====== Input records ======

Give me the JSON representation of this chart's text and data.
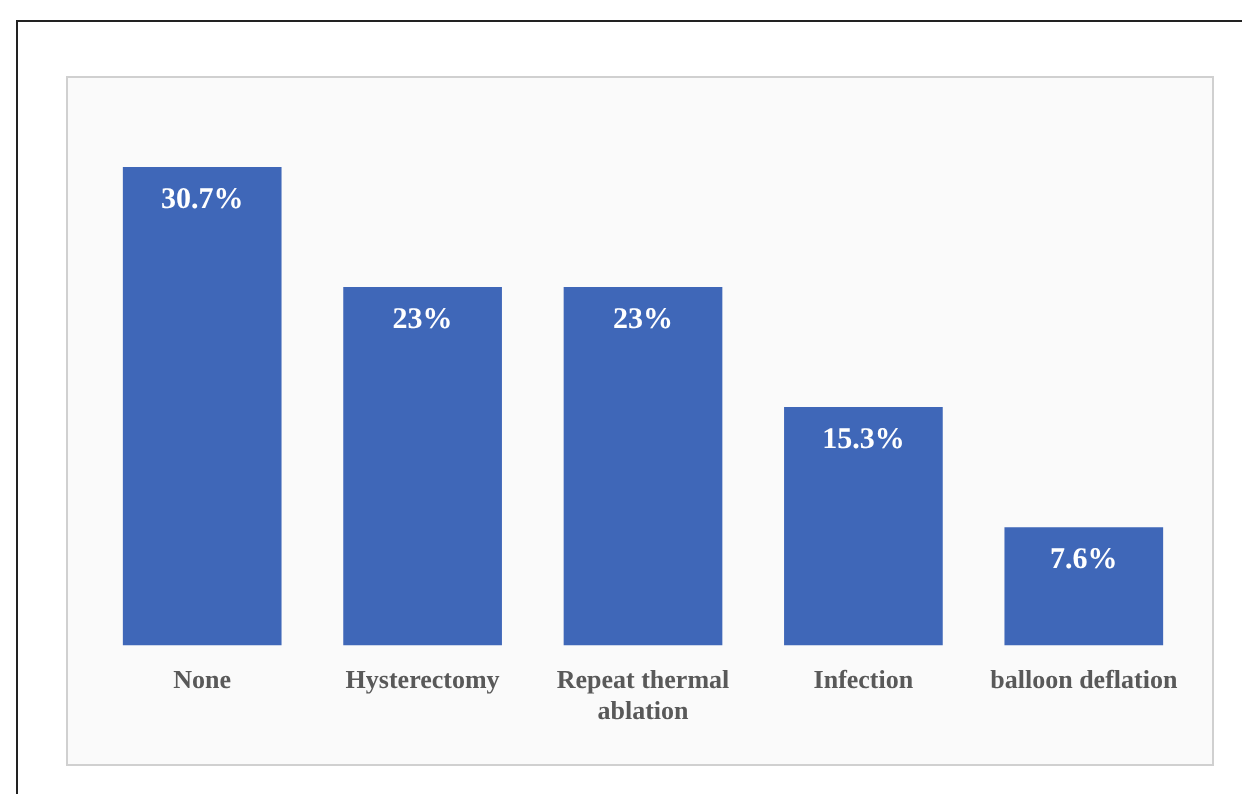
{
  "chart_data": {
    "type": "bar",
    "categories": [
      "None",
      "Hysterectomy",
      "Repeat thermal ablation",
      "Infection",
      "balloon deflation"
    ],
    "values": [
      30.7,
      23,
      23,
      15.3,
      7.6
    ],
    "value_labels": [
      "30.7%",
      "23%",
      "23%",
      "15.3%",
      "7.6%"
    ],
    "color": "#3f67b8",
    "grid": false,
    "legend": false
  }
}
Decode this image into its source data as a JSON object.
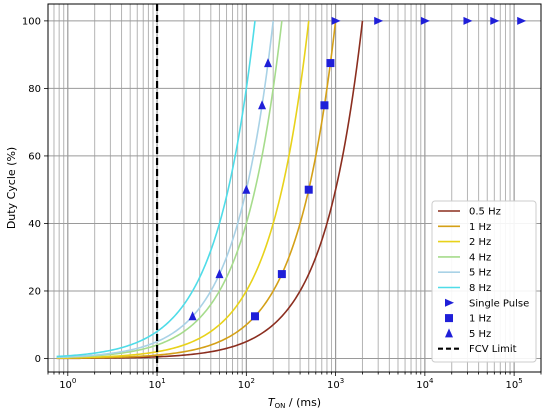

======

**What is needed**
Leave out the pictures and restate everything else word for word.

**Worked solution**
Give me the JSON representation of this chart's text and data.
{
  "chart_data": {
    "type": "bar",
    "categories": [
      "None",
      "Hysterectomy",
      "Repeat thermal ablation",
      "Infection",
      "balloon deflation"
    ],
    "values": [
      30.7,
      23,
      23,
      15.3,
      7.6
    ],
    "value_labels": [
      "30.7%",
      "23%",
      "23%",
      "15.3%",
      "7.6%"
    ],
    "color": "#3f67b8",
    "grid": false,
    "legend": false
  }
}
Decode this image into its source data as a JSON object.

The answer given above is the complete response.